• **DESCRIPTION OF THE TASK**: Reproduce the data exactly and drop any pictures it holds.

• **THE RECORDS**:
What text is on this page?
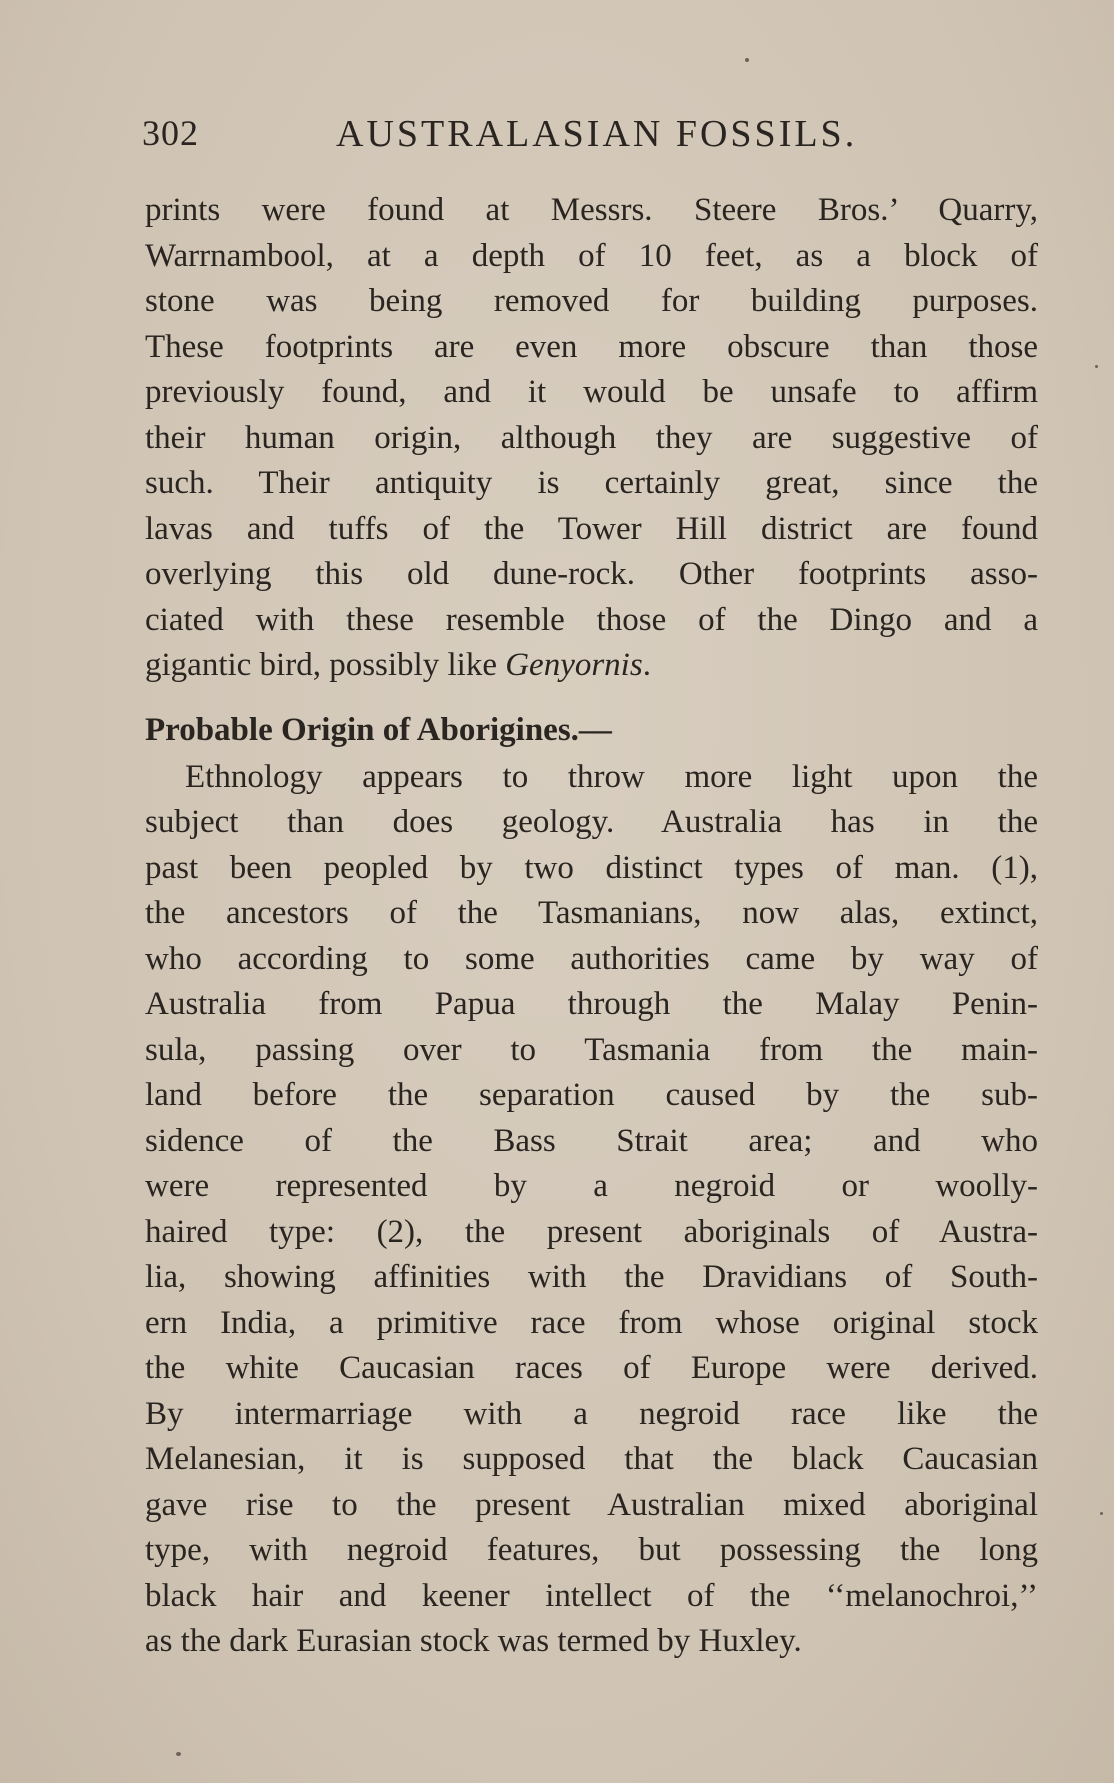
302	AUSTRALASIAN FOSSILS.
prints were found at Messrs. Steere Bros.’ Quarry,
Warrnambool, at a depth of 10 feet, as a block of
stone was being removed for building purposes.
These footprints are even more obscure than those
previously found, and it would be unsafe to affirm
their human origin, although they are suggestive of
such. Their antiquity is certainly great, since the
lavas and tuffs of the Tower Hill district are found
overlying this old dune-rock. Other footprints asso-
ciated with these resemble those of the Dingo and a
gigantic bird, possibly like Genyornis.
Probable Origin of Aborigines.—
Ethnology appears to throw more light upon the
subject than does geology. Australia has in the
past been peopled by two distinct types of man. (1),
the ancestors of the Tasmanians, now alas, extinct,
who according to some authorities came by way of
Australia from Papua through the Malay Penin-
sula, passing over to Tasmania from the main-
land before the separation caused by the sub-
sidence of the Bass Strait area; and who
were represented by a negroid or woolly-
haired type: (2), the present aboriginals of Austra-
lia, showing affinities with the Dravidians of South-
ern India, a primitive race from whose original stock
the white Caucasian races of Europe were derived.
By intermarriage with a negroid race like the
Melanesian, it is supposed that the black Caucasian
gave rise to the present Australian mixed aboriginal
type, with negroid features, but possessing the long
black hair and keener intellect of the ‘‘melanochroi,’’
as the dark Eurasian stock was termed by Huxley.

• **RESPONSE**:
What text is on this page?
302	AUSTRALASIAN FOSSILS.
prints were found at Messrs. Steere Bros.’ Quarry,
Warrnambool, at a depth of 10 feet, as a block of
stone was being removed for building purposes.
These footprints are even more obscure than those
previously found, and it would be unsafe to affirm
their human origin, although they are suggestive of
such. Their antiquity is certainly great, since the
lavas and tuffs of the Tower Hill district are found
overlying this old dune-rock. Other footprints asso-
ciated with these resemble those of the Dingo and a
gigantic bird, possibly like Genyornis.
Probable Origin of Aborigines.—
Ethnology appears to throw more light upon the
subject than does geology. Australia has in the
past been peopled by two distinct types of man. (1),
the ancestors of the Tasmanians, now alas, extinct,
who according to some authorities came by way of
Australia from Papua through the Malay Penin-
sula, passing over to Tasmania from the main-
land before the separation caused by the sub-
sidence of the Bass Strait area; and who
were represented by a negroid or woolly-
haired type: (2), the present aboriginals of Austra-
lia, showing affinities with the Dravidians of South-
ern India, a primitive race from whose original stock
the white Caucasian races of Europe were derived.
By intermarriage with a negroid race like the
Melanesian, it is supposed that the black Caucasian
gave rise to the present Australian mixed aboriginal
type, with negroid features, but possessing the long
black hair and keener intellect of the ‘‘melanochroi,’’
as the dark Eurasian stock was termed by Huxley.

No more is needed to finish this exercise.